→ Task directions: What number of lines contain the word "that"? Reply with the number and nothing else.

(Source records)
══════════════════════════════

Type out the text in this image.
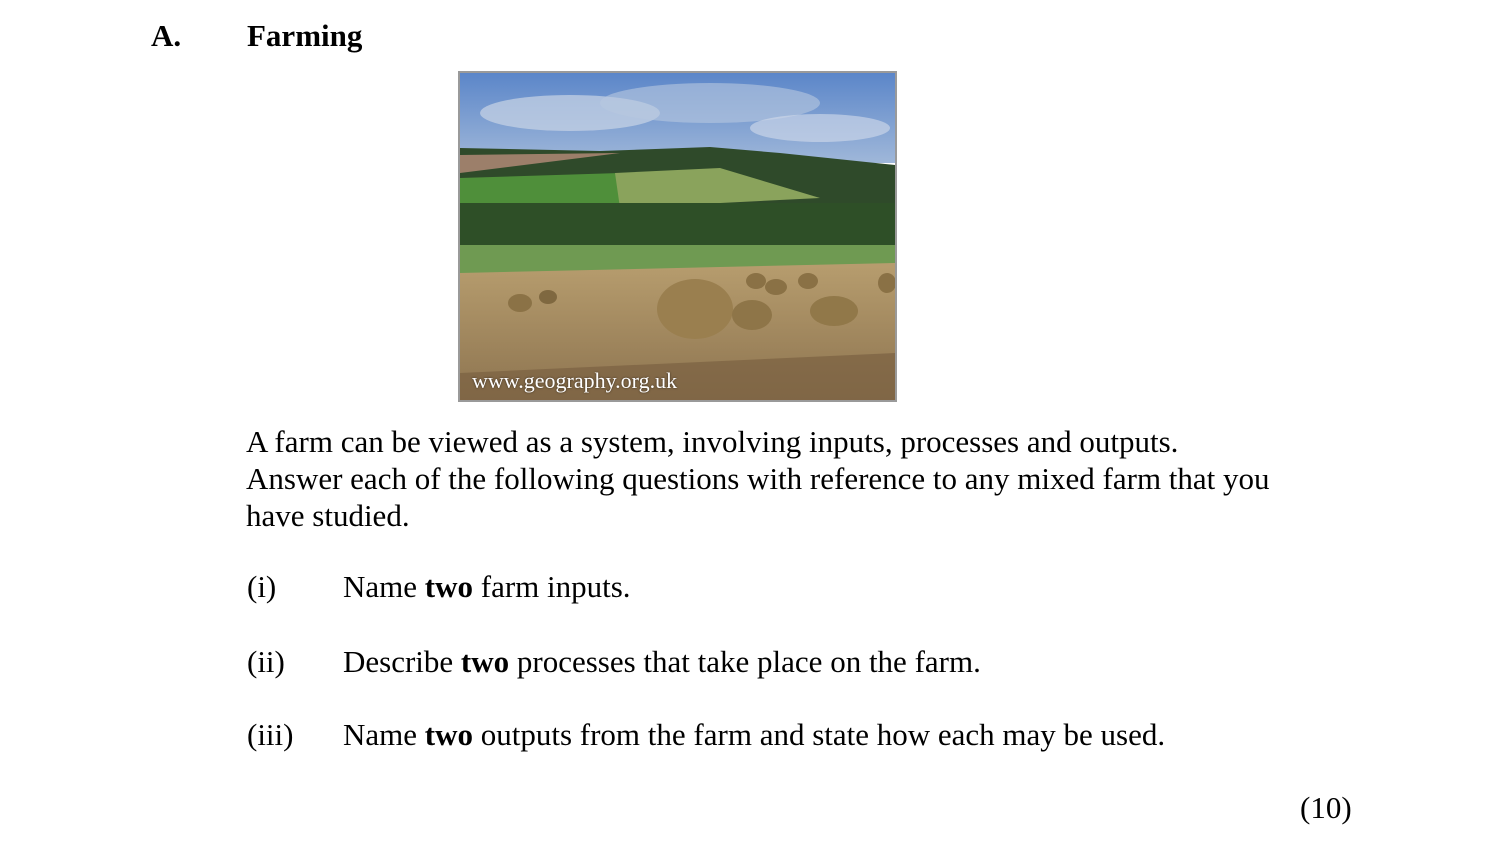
A. Farming
www.geography.org.uk
A farm can be viewed as a system, involving inputs, processes and outputs.
Answer each of the following questions with reference to any mixed farm that you
have studied.
(i) Name two farm inputs.
(ii) Describe two processes that take place on the farm.
(iii) Name two outputs from the farm and state how each may be used.
(10)
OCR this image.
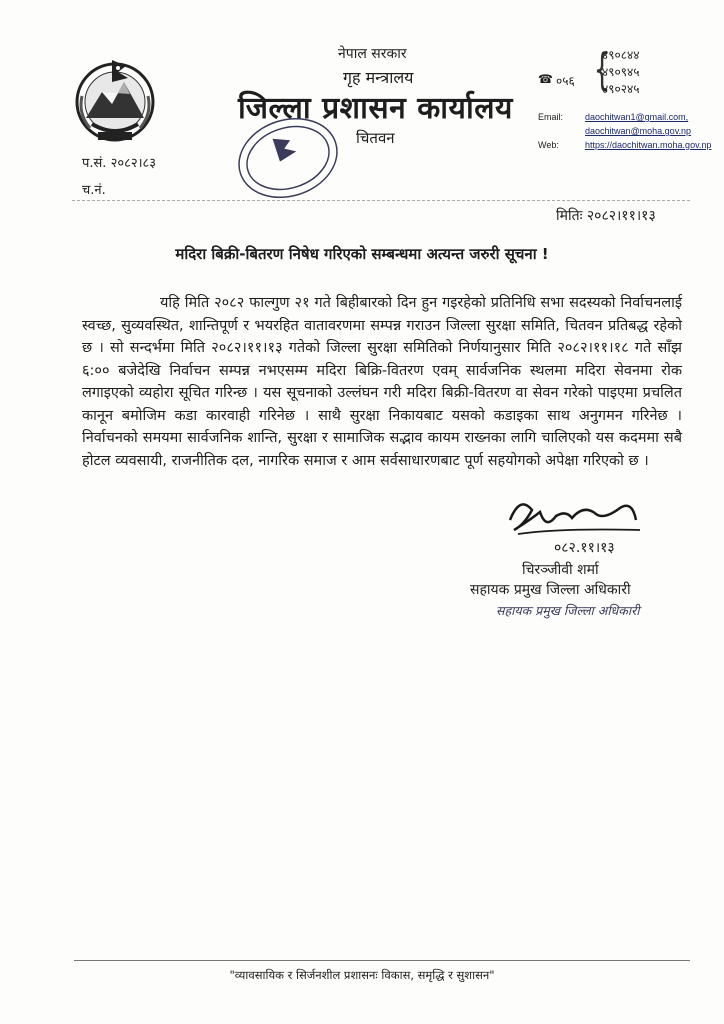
नेपाल सरकार
गृह मन्त्रालय
जिल्ला प्रशासन कार्यालय
चितवन
☎ ०५६ {
४९०८४४
४९०९४५
४९०२४५
Email: daochitwan1@gmail.com,
daochitwan@moha.gov.np
Web:	https://daochitwan.moha.gov.np
प.सं. २०८२।८३
च.नं.
मितिः २०८२।११।१३
मदिरा बिक्री-बितरण निषेध गरिएको सम्बन्धमा अत्यन्त जरुरी सूचना !
यहि मिति २०८२ फाल्गुण २१ गते बिहीबारको दिन हुन गइरहेको प्रतिनिधि सभा सदस्यको निर्वाचनलाई स्वच्छ, सुव्यवस्थित, शान्तिपूर्ण र भयरहित वातावरणमा सम्पन्न गराउन जिल्ला सुरक्षा समिति, चितवन प्रतिबद्ध रहेको छ । सो सन्दर्भमा मिति २०८२।११।१३ गतेको जिल्ला सुरक्षा समितिको निर्णयानुसार मिति २०८२।११।१८ गते साँझ ६:०० बजेदेखि निर्वाचन सम्पन्न नभएसम्म मदिरा बिक्रि-वितरण एवम् सार्वजनिक स्थलमा मदिरा सेवनमा रोक लगाइएको व्यहोरा सूचित गरिन्छ । यस सूचनाको उल्लंघन गरी मदिरा बिक्री-वितरण वा सेवन गरेको पाइएमा प्रचलित कानून बमोजिम कडा कारवाही गरिनेछ । साथै सुरक्षा निकायबाट यसको कडाइका साथ अनुगमन गरिनेछ । निर्वाचनको समयमा सार्वजनिक शान्ति, सुरक्षा र सामाजिक सद्भाव कायम राख्नका लागि चालिएको यस कदममा सबै होटल व्यवसायी, राजनीतिक दल, नागरिक समाज र आम सर्वसाधारणबाट पूर्ण सहयोगको अपेक्षा गरिएको छ ।
०८२.११।१३
चिरञ्जीवी शर्मा
सहायक प्रमुख जिल्ला अधिकारी
सहायक प्रमुख जिल्ला अधिकारी
"व्यावसायिक र सिर्जनशील प्रशासनः विकास, समृद्धि र सुशासन"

══════════════════════════════

→ Answer to the task: 2